___ LISTED RECORDS
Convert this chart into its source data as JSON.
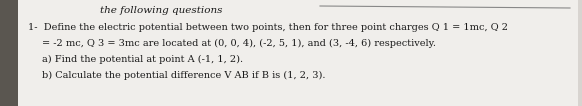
{
  "header": "the following questions",
  "line1": "1-  Define the electric potential between two points, then for three point charges Q 1 = 1mc, Q 2",
  "line2": "= -2 mc, Q 3 = 3mc are located at (0, 0, 4), (-2, 5, 1), and (3, -4, 6) respectively.",
  "line3": "a) Find the potential at point A (-1, 1, 2).",
  "line4": "b) Calculate the potential difference V AB if B is (1, 2, 3).",
  "bg_color": "#d8d4d0",
  "page_color": "#f0eeeb",
  "text_color": "#1a1a1a",
  "header_color": "#1a1a1a",
  "font_size_header": 7.5,
  "font_size_body": 7.0,
  "fig_width": 5.82,
  "fig_height": 1.06,
  "dpi": 100
}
______
» STATED TASK: Print each of the records above exactly as written, leaving no picture in the copy.

» RESULT OF THE TASK:
Convert this chart into its source data as JSON.
{
  "header": "the following questions",
  "line1": "1-  Define the electric potential between two points, then for three point charges Q 1 = 1mc, Q 2",
  "line2": "= -2 mc, Q 3 = 3mc are located at (0, 0, 4), (-2, 5, 1), and (3, -4, 6) respectively.",
  "line3": "a) Find the potential at point A (-1, 1, 2).",
  "line4": "b) Calculate the potential difference V AB if B is (1, 2, 3).",
  "bg_color": "#d8d4d0",
  "page_color": "#f0eeeb",
  "text_color": "#1a1a1a",
  "header_color": "#1a1a1a",
  "font_size_header": 7.5,
  "font_size_body": 7.0,
  "fig_width": 5.82,
  "fig_height": 1.06,
  "dpi": 100
}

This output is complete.